Excerpts from a figure dataset:
-.-.-

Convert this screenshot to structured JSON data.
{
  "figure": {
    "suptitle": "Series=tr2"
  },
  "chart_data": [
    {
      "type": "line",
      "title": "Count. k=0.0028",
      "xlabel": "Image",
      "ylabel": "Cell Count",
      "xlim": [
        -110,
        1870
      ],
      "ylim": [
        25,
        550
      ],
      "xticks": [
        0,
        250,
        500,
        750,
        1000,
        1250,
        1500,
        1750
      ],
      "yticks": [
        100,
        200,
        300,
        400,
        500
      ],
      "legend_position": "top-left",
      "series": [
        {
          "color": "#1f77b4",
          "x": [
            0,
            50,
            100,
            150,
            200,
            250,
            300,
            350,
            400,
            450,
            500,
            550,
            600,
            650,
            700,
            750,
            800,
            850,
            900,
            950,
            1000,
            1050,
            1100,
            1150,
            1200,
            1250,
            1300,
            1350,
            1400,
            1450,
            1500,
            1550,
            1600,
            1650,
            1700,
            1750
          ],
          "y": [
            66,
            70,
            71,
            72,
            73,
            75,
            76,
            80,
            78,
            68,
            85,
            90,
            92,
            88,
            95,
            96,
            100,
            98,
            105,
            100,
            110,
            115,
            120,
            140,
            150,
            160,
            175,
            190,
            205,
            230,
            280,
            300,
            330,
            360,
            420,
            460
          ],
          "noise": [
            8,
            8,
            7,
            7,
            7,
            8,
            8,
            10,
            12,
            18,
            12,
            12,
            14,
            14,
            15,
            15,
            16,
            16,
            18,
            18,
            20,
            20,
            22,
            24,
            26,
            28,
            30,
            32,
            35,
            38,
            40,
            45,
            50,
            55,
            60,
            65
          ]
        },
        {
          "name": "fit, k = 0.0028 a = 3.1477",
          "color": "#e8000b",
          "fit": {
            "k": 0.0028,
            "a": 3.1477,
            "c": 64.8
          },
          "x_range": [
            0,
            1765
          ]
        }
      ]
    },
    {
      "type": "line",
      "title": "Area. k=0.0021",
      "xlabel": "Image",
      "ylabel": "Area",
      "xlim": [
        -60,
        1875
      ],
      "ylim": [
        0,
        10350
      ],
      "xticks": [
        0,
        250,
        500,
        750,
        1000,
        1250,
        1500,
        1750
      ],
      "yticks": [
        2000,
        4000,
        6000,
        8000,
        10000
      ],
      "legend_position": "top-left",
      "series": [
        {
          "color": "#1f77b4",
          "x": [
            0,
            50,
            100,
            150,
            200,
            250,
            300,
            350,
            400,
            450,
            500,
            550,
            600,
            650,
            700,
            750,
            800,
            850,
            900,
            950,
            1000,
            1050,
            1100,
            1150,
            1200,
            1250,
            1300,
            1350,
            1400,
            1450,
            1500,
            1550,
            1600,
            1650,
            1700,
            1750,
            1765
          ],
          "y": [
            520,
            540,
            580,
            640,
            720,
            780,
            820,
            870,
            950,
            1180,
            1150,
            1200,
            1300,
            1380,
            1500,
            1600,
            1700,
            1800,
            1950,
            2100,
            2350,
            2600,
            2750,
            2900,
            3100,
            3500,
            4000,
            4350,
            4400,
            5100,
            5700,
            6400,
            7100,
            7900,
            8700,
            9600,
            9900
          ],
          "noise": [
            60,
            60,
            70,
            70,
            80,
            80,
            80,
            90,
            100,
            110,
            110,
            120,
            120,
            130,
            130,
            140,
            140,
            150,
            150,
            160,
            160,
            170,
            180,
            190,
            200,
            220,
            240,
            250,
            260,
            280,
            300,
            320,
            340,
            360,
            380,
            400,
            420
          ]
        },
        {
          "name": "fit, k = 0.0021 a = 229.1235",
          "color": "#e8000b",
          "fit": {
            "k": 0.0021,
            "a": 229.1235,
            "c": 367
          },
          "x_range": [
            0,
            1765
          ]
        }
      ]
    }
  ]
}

-.-.-

## GIVEN REQUEST:
Every record shown above should be written out again exactly.

## THE COMPLETED TASK:
Convert this screenshot to structured JSON data.
{
  "figure": {
    "suptitle": "Series=tr2"
  },
  "chart_data": [
    {
      "type": "line",
      "title": "Count. k=0.0028",
      "xlabel": "Image",
      "ylabel": "Cell Count",
      "xlim": [
        -110,
        1870
      ],
      "ylim": [
        25,
        550
      ],
      "xticks": [
        0,
        250,
        500,
        750,
        1000,
        1250,
        1500,
        1750
      ],
      "yticks": [
        100,
        200,
        300,
        400,
        500
      ],
      "legend_position": "top-left",
      "series": [
        {
          "color": "#1f77b4",
          "x": [
            0,
            50,
            100,
            150,
            200,
            250,
            300,
            350,
            400,
            450,
            500,
            550,
            600,
            650,
            700,
            750,
            800,
            850,
            900,
            950,
            1000,
            1050,
            1100,
            1150,
            1200,
            1250,
            1300,
            1350,
            1400,
            1450,
            1500,
            1550,
            1600,
            1650,
            1700,
            1750
          ],
          "y": [
            66,
            70,
            71,
            72,
            73,
            75,
            76,
            80,
            78,
            68,
            85,
            90,
            92,
            88,
            95,
            96,
            100,
            98,
            105,
            100,
            110,
            115,
            120,
            140,
            150,
            160,
            175,
            190,
            205,
            230,
            280,
            300,
            330,
            360,
            420,
            460
          ],
          "noise": [
            8,
            8,
            7,
            7,
            7,
            8,
            8,
            10,
            12,
            18,
            12,
            12,
            14,
            14,
            15,
            15,
            16,
            16,
            18,
            18,
            20,
            20,
            22,
            24,
            26,
            28,
            30,
            32,
            35,
            38,
            40,
            45,
            50,
            55,
            60,
            65
          ]
        },
        {
          "name": "fit, k = 0.0028 a = 3.1477",
          "color": "#e8000b",
          "fit": {
            "k": 0.0028,
            "a": 3.1477,
            "c": 64.8
          },
          "x_range": [
            0,
            1765
          ]
        }
      ]
    },
    {
      "type": "line",
      "title": "Area. k=0.0021",
      "xlabel": "Image",
      "ylabel": "Area",
      "xlim": [
        -60,
        1875
      ],
      "ylim": [
        0,
        10350
      ],
      "xticks": [
        0,
        250,
        500,
        750,
        1000,
        1250,
        1500,
        1750
      ],
      "yticks": [
        2000,
        4000,
        6000,
        8000,
        10000
      ],
      "legend_position": "top-left",
      "series": [
        {
          "color": "#1f77b4",
          "x": [
            0,
            50,
            100,
            150,
            200,
            250,
            300,
            350,
            400,
            450,
            500,
            550,
            600,
            650,
            700,
            750,
            800,
            850,
            900,
            950,
            1000,
            1050,
            1100,
            1150,
            1200,
            1250,
            1300,
            1350,
            1400,
            1450,
            1500,
            1550,
            1600,
            1650,
            1700,
            1750,
            1765
          ],
          "y": [
            520,
            540,
            580,
            640,
            720,
            780,
            820,
            870,
            950,
            1180,
            1150,
            1200,
            1300,
            1380,
            1500,
            1600,
            1700,
            1800,
            1950,
            2100,
            2350,
            2600,
            2750,
            2900,
            3100,
            3500,
            4000,
            4350,
            4400,
            5100,
            5700,
            6400,
            7100,
            7900,
            8700,
            9600,
            9900
          ],
          "noise": [
            60,
            60,
            70,
            70,
            80,
            80,
            80,
            90,
            100,
            110,
            110,
            120,
            120,
            130,
            130,
            140,
            140,
            150,
            150,
            160,
            160,
            170,
            180,
            190,
            200,
            220,
            240,
            250,
            260,
            280,
            300,
            320,
            340,
            360,
            380,
            400,
            420
          ]
        },
        {
          "name": "fit, k = 0.0021 a = 229.1235",
          "color": "#e8000b",
          "fit": {
            "k": 0.0021,
            "a": 229.1235,
            "c": 367
          },
          "x_range": [
            0,
            1765
          ]
        }
      ]
    }
  ]
}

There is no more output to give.